Objective: Write out the full Thelonious Monk obituary below, word for word.

Text segment:
◇ ◇ ◇ ◇

"Monk"
Thelonious
Monk - obituary by Whitney Balliett
Oxford University Press, 1991
The pianist and composer Thelonious
Monk, who died last week, at the age of sixty-four, was an utterly original man
who liked to pretend he was an eccentric. Indeed, he used eccentricity as a
shield to fend off a world that he frequently found alien, and even hostile. A
tall, dark, bearish, inward-shining man, he wore odd hats and dark glasses with
bamboo frames when he played. His body moved continuously. At the keyboard, he
swayed back and forth and from side to side, his feet flapping like flounders
on the floor. While his sidemen soloed, he stood by the piano and dnaced,
turning in slow, genial circles, his elbows out like wings, his knees slightly
bent, his fingers snapping on the after-beat. His motions celebrated what he
and his musicians played: Watch, these are the shapes of my music. His
compositions and his playing were of a piece. His improvisations were molten
Monk compositions, and his compositions were frozen Monk improvisations. His
medium- and up-tempo tunes are stop-and-go rhythmic structures. Their melodic
lines, which often hinge on flatted notes, tend to be spare and direct, but
they are written with strangely placed rests and unexpected accents. They move
irregularly through sudden intervals and ritards and broken rhythms. His
balladlike tunes are altogether different. They are art songs, which move
slowly and three-dimensionally. They are carved sound. (Monk's song titles -- "Crepuscule
with Nellie," "Epistrophy," "Ruby, My Dear,"
"Well You Needn't," "Rhythm-a-ning," "Hackensack"
-- are as striking as the songs themselves. But none beat his extraordinary
name, Thelonious Sphere Monk, which surpasses such euphonies as Stringfellow
Barr and Twyla Tharp.) His improvisations were attempts to disguise his love of
melody. He clothed whatever he played with spindly runs, flatted notes, flatted
chords, repeated single notes, yawning silences, and zigzag rhythms. Sometimes
he pounded the keyboard with his right elbow. His style protected him not only
from his love of melody but from his love of the older pianists he grew out of
-- Duke Ellington and the stride pianists. All peered out from inside his
solos, but he let them escape only as parody.

◇ ◇ ◇ ◇

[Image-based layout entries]
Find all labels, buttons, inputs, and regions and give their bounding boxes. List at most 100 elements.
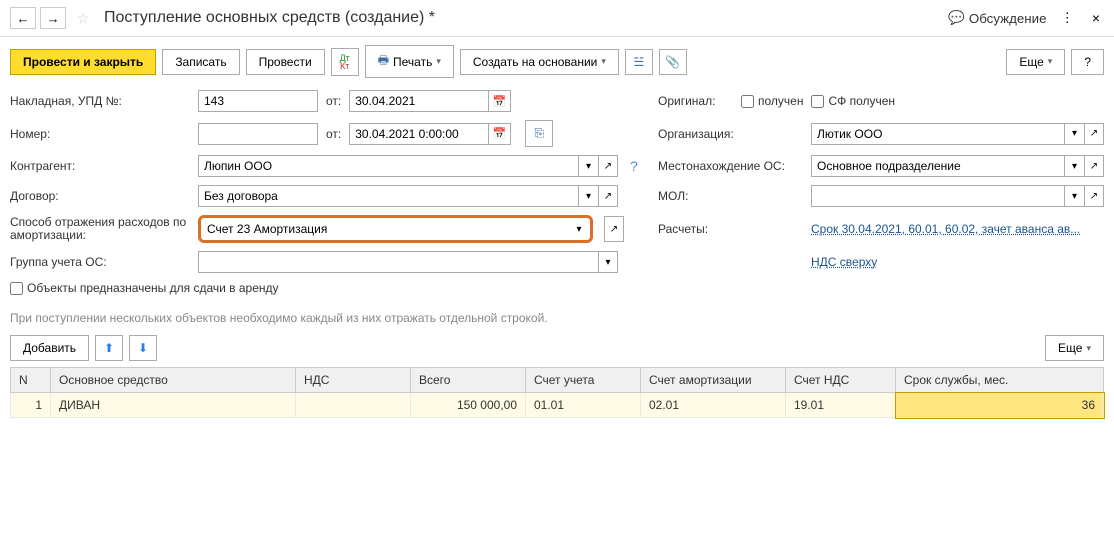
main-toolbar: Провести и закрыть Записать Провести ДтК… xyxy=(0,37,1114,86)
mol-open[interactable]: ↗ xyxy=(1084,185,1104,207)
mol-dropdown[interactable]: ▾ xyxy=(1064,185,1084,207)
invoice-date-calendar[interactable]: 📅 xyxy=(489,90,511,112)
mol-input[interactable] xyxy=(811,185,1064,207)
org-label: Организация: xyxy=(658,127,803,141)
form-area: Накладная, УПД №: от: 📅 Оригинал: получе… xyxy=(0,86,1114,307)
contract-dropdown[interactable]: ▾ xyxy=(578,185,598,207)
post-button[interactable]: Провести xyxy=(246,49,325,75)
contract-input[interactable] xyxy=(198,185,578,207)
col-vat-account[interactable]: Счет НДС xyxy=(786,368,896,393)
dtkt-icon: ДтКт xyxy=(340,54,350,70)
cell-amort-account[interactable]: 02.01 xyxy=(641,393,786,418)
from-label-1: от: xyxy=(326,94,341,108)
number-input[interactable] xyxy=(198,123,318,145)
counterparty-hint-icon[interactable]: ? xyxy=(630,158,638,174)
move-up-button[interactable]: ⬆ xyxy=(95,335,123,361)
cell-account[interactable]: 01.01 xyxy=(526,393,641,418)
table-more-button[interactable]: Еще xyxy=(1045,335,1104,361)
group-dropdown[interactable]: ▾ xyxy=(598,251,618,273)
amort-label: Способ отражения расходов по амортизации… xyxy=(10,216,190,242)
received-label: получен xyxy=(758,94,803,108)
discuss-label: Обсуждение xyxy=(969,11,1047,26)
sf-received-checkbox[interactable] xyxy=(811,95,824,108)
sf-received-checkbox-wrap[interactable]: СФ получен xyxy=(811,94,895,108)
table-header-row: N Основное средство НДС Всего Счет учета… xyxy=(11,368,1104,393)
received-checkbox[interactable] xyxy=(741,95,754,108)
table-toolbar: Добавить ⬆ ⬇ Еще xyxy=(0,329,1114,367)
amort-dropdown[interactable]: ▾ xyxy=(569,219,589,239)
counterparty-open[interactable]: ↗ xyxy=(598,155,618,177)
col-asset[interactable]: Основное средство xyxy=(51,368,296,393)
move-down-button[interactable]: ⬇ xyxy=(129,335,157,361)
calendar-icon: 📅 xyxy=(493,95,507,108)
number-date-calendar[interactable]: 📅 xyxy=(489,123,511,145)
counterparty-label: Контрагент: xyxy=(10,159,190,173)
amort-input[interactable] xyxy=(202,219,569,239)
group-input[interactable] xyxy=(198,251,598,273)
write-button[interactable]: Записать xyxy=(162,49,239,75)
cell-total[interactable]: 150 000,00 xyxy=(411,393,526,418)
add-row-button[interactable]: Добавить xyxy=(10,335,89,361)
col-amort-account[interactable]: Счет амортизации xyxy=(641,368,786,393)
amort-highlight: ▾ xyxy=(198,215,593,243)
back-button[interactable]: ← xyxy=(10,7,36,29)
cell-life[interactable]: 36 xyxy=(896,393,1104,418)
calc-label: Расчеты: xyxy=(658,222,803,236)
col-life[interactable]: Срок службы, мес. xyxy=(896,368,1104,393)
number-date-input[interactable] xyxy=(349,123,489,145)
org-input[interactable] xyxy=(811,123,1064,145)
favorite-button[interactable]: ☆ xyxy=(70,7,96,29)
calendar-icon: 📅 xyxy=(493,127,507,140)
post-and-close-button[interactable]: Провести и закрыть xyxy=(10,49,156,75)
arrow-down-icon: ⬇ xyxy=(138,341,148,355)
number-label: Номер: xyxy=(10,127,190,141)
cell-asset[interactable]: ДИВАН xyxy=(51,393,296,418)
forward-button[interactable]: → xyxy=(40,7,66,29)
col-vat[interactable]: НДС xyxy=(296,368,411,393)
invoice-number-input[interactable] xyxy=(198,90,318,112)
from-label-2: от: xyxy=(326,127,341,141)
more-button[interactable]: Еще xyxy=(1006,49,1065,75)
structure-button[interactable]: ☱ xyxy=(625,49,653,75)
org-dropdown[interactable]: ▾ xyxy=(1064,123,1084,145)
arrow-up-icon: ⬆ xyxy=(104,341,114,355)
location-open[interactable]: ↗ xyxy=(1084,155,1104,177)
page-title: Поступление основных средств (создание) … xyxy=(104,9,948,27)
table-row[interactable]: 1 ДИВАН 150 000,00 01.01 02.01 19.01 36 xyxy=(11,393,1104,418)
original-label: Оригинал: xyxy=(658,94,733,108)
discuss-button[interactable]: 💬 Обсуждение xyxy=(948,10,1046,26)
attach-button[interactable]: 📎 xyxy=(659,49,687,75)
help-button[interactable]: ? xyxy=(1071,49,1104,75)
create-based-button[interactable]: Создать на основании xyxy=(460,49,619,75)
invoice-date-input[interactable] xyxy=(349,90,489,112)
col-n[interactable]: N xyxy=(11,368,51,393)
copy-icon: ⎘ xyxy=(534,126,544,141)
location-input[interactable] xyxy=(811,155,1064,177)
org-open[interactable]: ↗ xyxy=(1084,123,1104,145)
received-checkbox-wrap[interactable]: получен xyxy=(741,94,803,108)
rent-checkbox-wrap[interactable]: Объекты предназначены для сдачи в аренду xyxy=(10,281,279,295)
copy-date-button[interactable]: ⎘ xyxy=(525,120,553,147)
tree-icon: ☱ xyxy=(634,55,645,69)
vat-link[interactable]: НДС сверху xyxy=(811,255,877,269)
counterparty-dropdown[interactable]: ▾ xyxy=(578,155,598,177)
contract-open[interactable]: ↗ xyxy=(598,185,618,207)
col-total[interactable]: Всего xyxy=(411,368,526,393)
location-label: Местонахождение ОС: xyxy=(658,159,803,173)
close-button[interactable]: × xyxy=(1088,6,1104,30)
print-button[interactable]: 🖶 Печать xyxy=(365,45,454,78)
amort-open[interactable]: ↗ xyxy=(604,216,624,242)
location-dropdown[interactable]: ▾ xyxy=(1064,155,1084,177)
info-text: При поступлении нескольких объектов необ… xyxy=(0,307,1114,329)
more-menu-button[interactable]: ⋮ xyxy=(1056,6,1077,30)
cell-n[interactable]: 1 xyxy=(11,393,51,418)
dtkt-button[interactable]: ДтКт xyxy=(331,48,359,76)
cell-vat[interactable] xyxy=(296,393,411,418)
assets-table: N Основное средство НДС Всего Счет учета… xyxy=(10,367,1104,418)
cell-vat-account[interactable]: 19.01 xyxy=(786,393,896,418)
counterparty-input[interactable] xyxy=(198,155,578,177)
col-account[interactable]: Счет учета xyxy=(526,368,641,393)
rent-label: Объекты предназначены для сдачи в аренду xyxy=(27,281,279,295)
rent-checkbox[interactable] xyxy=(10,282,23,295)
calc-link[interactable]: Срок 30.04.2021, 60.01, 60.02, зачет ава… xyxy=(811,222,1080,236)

◇ ◇ ◇ ◇

Result of this exercise:
"Monk"
Thelonious
Monk - obituary by Whitney Balliett
Oxford University Press, 1991
The pianist and composer Thelonious
Monk, who died last week, at the age of sixty-four, was an utterly original man
who liked to pretend he was an eccentric. Indeed, he used eccentricity as a
shield to fend off a world that he frequently found alien, and even hostile. A
tall, dark, bearish, inward-shining man, he wore odd hats and dark glasses with
bamboo frames when he played. His body moved continuously. At the keyboard, he
swayed back and forth and from side to side, his feet flapping like flounders
on the floor. While his sidemen soloed, he stood by the piano and dnaced,
turning in slow, genial circles, his elbows out like wings, his knees slightly
bent, his fingers snapping on the after-beat. His motions celebrated what he
and his musicians played: Watch, these are the shapes of my music. His
compositions and his playing were of a piece. His improvisations were molten
Monk compositions, and his compositions were frozen Monk improvisations. His
medium- and up-tempo tunes are stop-and-go rhythmic structures. Their melodic
lines, which often hinge on flatted notes, tend to be spare and direct, but
they are written with strangely placed rests and unexpected accents. They move
irregularly through sudden intervals and ritards and broken rhythms. His
balladlike tunes are altogether different. They are art songs, which move
slowly and three-dimensionally. They are carved sound. (Monk's song titles -- "Crepuscule
with Nellie," "Epistrophy," "Ruby, My Dear,"
"Well You Needn't," "Rhythm-a-ning," "Hackensack"
-- are as striking as the songs themselves. But none beat his extraordinary
name, Thelonious Sphere Monk, which surpasses such euphonies as Stringfellow
Barr and Twyla Tharp.) His improvisations were attempts to disguise his love of
melody. He clothed whatever he played with spindly runs, flatted notes, flatted
chords, repeated single notes, yawning silences, and zigzag rhythms. Sometimes
he pounded the keyboard with his right elbow. His style protected him not only
from his love of melody but from his love of the older pianists he grew out of
-- Duke Ellington and the stride pianists. All peered out from inside his
solos, but he let them escape only as parody.